*DESCRIPTION OF THE TASK:*
Every line that holds the string "Sleep" is to be identified and copied.

[Stored data entries]
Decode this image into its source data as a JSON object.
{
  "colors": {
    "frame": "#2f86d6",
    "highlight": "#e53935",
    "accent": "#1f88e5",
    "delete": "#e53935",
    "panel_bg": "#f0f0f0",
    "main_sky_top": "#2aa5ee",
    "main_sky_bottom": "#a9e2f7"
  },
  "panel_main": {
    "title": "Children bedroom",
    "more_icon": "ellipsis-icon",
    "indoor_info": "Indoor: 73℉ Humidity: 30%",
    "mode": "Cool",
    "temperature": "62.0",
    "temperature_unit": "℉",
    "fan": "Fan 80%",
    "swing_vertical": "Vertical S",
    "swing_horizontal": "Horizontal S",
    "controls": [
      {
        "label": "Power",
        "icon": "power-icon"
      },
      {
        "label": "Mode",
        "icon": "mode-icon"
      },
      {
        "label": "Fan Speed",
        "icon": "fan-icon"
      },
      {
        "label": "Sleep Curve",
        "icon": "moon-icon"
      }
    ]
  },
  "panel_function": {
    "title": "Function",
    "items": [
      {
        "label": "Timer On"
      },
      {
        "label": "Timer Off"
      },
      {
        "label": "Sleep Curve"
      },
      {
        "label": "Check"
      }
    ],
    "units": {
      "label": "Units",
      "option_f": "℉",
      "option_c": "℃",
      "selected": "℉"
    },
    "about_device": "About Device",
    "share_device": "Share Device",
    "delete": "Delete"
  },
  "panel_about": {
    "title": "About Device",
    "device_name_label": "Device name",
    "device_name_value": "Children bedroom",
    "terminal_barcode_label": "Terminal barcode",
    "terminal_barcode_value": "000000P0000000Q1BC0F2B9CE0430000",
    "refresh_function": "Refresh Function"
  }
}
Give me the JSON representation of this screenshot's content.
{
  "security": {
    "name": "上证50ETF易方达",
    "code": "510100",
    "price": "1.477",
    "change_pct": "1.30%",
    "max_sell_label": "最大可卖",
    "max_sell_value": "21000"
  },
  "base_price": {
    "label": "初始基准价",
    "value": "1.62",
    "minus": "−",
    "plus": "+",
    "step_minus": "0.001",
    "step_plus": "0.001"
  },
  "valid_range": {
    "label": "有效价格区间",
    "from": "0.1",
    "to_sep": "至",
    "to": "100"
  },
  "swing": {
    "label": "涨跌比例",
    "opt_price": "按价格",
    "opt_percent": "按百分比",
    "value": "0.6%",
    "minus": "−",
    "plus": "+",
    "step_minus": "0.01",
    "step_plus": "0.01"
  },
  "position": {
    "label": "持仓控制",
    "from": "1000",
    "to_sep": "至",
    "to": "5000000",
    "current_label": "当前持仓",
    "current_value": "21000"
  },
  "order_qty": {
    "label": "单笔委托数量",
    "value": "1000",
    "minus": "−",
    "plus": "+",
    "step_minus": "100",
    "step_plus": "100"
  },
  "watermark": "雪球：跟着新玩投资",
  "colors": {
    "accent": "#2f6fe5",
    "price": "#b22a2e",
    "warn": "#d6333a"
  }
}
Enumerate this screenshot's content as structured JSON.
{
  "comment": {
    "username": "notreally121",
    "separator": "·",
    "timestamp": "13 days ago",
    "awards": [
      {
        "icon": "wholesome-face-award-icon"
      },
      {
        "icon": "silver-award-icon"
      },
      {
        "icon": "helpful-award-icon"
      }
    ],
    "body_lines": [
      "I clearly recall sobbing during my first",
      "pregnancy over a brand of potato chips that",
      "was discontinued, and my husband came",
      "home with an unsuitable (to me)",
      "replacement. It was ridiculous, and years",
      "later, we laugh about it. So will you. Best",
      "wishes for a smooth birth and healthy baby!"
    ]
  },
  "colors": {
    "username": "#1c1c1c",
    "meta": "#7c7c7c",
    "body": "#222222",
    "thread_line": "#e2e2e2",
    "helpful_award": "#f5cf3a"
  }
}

*ANSWER TO THE TASK:*
        "label": "Sleep Curve",
        "label": "Sleep Curve"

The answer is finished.